◆ **THE PROBLEM**
Reading down the listing below, count the lines where the word "hardware" shows up, then give only that count.

begin DATA SUPPLIED

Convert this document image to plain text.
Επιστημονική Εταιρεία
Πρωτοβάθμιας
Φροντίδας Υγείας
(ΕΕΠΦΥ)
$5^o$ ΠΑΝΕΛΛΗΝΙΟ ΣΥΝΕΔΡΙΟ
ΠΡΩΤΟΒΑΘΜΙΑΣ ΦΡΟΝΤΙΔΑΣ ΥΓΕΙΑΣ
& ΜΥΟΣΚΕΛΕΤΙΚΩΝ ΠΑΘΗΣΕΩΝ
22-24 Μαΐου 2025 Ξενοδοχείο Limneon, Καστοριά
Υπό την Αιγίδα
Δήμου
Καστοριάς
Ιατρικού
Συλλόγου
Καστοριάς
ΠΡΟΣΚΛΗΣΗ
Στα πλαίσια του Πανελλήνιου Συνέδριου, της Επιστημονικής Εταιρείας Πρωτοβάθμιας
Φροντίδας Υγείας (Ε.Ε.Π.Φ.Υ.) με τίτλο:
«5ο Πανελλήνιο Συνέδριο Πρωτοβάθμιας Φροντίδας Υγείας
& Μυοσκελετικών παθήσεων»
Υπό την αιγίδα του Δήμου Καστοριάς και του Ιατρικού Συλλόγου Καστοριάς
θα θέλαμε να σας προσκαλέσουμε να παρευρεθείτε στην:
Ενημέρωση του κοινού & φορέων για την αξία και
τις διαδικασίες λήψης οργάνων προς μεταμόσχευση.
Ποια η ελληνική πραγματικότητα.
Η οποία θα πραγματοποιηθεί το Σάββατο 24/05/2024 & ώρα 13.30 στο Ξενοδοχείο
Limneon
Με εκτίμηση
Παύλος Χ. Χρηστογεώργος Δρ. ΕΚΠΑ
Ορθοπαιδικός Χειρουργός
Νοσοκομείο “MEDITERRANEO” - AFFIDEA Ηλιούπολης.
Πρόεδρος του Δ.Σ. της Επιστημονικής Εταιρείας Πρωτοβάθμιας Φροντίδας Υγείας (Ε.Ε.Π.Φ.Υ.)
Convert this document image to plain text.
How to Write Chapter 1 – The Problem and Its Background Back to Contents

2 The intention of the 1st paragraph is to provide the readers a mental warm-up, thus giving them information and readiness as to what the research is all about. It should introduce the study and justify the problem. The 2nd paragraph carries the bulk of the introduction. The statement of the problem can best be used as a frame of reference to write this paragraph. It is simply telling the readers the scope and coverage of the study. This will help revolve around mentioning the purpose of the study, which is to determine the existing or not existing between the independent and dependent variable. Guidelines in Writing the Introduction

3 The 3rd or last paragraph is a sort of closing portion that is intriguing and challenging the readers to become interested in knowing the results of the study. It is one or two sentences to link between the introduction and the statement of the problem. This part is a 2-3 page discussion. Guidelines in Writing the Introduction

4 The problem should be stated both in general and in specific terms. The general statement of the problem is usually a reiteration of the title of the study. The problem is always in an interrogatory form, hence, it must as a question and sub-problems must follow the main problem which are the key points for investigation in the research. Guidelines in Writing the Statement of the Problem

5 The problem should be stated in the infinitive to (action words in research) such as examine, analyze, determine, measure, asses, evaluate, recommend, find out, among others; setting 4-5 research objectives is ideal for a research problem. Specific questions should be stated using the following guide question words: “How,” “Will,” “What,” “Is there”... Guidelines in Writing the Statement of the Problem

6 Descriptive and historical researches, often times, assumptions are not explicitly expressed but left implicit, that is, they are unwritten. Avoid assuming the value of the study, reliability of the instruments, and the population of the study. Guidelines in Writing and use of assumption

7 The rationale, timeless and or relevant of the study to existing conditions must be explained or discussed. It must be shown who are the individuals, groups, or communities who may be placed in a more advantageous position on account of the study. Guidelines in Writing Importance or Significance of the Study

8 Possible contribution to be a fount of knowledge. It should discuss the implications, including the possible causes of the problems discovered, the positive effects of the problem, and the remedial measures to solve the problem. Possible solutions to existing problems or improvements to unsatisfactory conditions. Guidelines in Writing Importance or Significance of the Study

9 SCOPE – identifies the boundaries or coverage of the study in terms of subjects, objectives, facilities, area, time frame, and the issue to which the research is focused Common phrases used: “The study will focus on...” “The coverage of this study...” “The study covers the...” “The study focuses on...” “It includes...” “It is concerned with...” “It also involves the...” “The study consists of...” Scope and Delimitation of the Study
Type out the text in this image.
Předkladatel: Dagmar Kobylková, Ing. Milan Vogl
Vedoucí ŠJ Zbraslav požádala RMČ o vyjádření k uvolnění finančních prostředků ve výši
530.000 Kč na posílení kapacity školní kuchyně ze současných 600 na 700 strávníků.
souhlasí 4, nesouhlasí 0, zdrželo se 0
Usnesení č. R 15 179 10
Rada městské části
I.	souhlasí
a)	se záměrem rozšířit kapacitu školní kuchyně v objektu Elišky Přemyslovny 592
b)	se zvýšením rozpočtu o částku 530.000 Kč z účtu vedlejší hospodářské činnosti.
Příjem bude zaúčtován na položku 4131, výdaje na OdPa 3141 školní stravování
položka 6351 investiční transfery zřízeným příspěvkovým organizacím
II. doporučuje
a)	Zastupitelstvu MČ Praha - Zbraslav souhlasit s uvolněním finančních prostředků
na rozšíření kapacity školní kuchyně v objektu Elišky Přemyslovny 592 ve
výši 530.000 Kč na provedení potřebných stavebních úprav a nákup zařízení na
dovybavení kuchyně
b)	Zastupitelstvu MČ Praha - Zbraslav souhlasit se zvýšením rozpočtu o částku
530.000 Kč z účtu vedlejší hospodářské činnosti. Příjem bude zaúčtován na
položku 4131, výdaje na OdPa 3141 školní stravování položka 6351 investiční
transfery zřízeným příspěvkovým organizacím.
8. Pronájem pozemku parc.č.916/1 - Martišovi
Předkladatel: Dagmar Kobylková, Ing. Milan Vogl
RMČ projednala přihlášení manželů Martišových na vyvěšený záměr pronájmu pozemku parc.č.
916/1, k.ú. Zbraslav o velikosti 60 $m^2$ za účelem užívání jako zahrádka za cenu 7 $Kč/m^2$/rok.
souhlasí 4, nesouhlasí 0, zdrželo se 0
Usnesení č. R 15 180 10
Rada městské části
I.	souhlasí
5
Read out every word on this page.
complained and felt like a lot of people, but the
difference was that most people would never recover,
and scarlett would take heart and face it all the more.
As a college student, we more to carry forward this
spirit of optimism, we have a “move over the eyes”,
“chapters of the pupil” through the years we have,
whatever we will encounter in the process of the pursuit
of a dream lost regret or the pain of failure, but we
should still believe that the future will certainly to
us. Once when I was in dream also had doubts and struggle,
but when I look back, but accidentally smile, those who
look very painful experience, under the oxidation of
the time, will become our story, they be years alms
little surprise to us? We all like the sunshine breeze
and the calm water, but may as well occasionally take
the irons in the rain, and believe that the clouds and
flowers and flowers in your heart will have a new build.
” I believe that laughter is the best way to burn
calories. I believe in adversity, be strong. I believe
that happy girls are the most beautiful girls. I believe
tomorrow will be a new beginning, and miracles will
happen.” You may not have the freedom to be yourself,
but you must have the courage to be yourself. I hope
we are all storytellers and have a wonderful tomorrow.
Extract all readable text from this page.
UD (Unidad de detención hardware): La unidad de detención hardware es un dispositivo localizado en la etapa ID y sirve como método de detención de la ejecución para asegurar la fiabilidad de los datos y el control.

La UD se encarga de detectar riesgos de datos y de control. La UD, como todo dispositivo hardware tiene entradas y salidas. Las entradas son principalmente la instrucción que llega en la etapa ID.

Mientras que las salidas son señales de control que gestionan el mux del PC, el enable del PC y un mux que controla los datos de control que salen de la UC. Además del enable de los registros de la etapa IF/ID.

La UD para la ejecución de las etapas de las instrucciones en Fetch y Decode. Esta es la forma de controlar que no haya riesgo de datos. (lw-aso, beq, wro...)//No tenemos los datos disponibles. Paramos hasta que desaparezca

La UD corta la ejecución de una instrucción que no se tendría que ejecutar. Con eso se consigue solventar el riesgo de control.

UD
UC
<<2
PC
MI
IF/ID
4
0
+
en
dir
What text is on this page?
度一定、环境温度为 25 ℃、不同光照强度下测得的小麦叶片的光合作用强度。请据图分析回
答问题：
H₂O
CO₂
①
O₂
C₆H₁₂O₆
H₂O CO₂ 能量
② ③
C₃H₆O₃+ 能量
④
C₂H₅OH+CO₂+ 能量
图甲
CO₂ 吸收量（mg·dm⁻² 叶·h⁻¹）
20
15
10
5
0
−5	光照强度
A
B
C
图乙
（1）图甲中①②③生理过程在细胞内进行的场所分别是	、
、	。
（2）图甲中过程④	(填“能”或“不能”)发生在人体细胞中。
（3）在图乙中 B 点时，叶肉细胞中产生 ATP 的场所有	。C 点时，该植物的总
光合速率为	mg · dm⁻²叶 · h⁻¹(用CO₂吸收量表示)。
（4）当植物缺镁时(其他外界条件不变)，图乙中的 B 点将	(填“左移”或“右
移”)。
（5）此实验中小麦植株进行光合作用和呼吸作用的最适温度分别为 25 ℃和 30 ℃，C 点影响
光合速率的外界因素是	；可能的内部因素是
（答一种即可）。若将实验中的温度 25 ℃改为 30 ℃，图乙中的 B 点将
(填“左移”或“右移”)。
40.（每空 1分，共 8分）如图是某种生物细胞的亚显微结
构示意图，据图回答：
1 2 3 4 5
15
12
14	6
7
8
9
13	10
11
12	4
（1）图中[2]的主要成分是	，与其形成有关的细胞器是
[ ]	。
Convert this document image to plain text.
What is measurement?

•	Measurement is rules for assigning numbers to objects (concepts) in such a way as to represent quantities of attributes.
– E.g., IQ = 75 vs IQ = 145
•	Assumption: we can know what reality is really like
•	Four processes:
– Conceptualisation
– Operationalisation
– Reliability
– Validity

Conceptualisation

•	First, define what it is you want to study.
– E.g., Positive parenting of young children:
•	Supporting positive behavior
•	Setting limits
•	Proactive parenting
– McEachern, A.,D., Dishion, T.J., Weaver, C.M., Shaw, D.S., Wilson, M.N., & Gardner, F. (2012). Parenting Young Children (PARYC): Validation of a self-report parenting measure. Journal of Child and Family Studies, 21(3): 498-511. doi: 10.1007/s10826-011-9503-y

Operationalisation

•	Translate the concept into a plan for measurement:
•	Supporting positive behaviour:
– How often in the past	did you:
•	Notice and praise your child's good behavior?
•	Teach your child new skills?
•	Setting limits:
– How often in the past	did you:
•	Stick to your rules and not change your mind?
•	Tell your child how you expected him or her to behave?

end DATA SUPPLIED

◆ **FULL SOLUTION**
2